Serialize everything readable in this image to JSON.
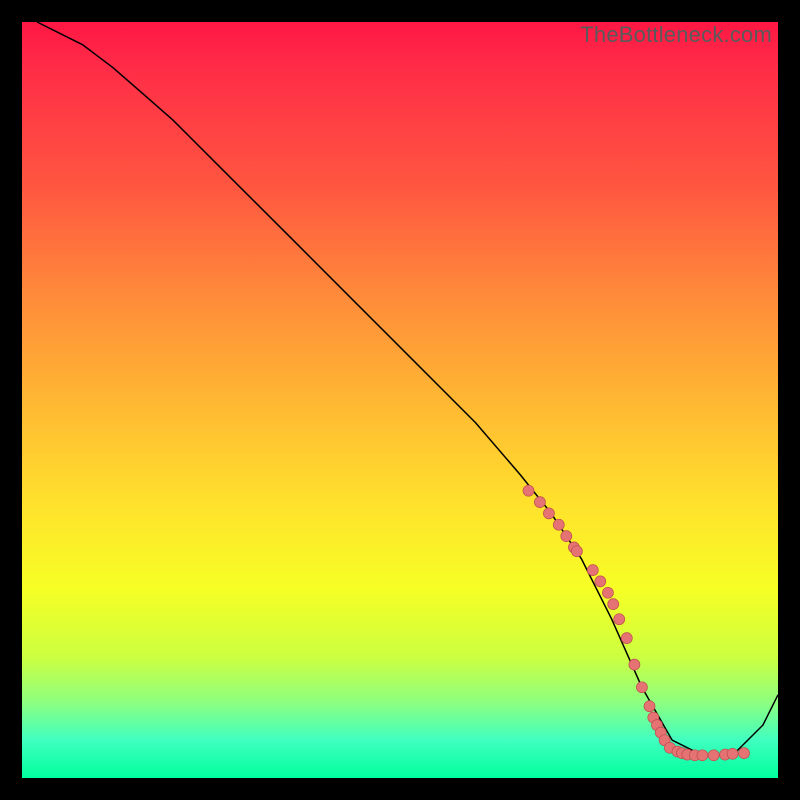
{
  "watermark": "TheBottleneck.com",
  "chart_data": {
    "type": "line",
    "title": "",
    "xlabel": "",
    "ylabel": "",
    "xlim": [
      0,
      100
    ],
    "ylim": [
      0,
      100
    ],
    "grid": false,
    "legend": false,
    "series": [
      {
        "name": "curve",
        "style": "line",
        "color": "#000000",
        "x": [
          2,
          4,
          8,
          12,
          16,
          20,
          28,
          36,
          44,
          52,
          60,
          66,
          70,
          74,
          78,
          82,
          86,
          90,
          94,
          98,
          100
        ],
        "y": [
          100,
          99,
          97,
          94,
          90.5,
          87,
          79,
          71,
          63,
          55,
          47,
          40,
          35,
          29,
          21,
          12,
          5,
          3,
          3,
          7,
          11
        ]
      },
      {
        "name": "markers",
        "style": "scatter",
        "color": "#e57373",
        "x": [
          67,
          68.5,
          69.7,
          71,
          72,
          73,
          73.4,
          75.5,
          76.5,
          77.5,
          78.2,
          79,
          80,
          81,
          82,
          83,
          83.5,
          84,
          84.5,
          85,
          85.7,
          86.7,
          87.3,
          88,
          89,
          90,
          91.5,
          93,
          94,
          95.5
        ],
        "y": [
          38,
          36.5,
          35,
          33.5,
          32,
          30.5,
          30,
          27.5,
          26,
          24.5,
          23,
          21,
          18.5,
          15,
          12,
          9.5,
          8,
          7,
          6,
          5,
          4,
          3.5,
          3.3,
          3.1,
          3,
          3,
          3,
          3.1,
          3.2,
          3.3
        ]
      }
    ]
  }
}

What to do:
Write the material out again exactly as it appears, dropping the pictures.

The solution:
Serialize everything readable in this image to JSON.
{
  "watermark": "TheBottleneck.com",
  "chart_data": {
    "type": "line",
    "title": "",
    "xlabel": "",
    "ylabel": "",
    "xlim": [
      0,
      100
    ],
    "ylim": [
      0,
      100
    ],
    "grid": false,
    "legend": false,
    "series": [
      {
        "name": "curve",
        "style": "line",
        "color": "#000000",
        "x": [
          2,
          4,
          8,
          12,
          16,
          20,
          28,
          36,
          44,
          52,
          60,
          66,
          70,
          74,
          78,
          82,
          86,
          90,
          94,
          98,
          100
        ],
        "y": [
          100,
          99,
          97,
          94,
          90.5,
          87,
          79,
          71,
          63,
          55,
          47,
          40,
          35,
          29,
          21,
          12,
          5,
          3,
          3,
          7,
          11
        ]
      },
      {
        "name": "markers",
        "style": "scatter",
        "color": "#e57373",
        "x": [
          67,
          68.5,
          69.7,
          71,
          72,
          73,
          73.4,
          75.5,
          76.5,
          77.5,
          78.2,
          79,
          80,
          81,
          82,
          83,
          83.5,
          84,
          84.5,
          85,
          85.7,
          86.7,
          87.3,
          88,
          89,
          90,
          91.5,
          93,
          94,
          95.5
        ],
        "y": [
          38,
          36.5,
          35,
          33.5,
          32,
          30.5,
          30,
          27.5,
          26,
          24.5,
          23,
          21,
          18.5,
          15,
          12,
          9.5,
          8,
          7,
          6,
          5,
          4,
          3.5,
          3.3,
          3.1,
          3,
          3,
          3,
          3.1,
          3.2,
          3.3
        ]
      }
    ]
  }
}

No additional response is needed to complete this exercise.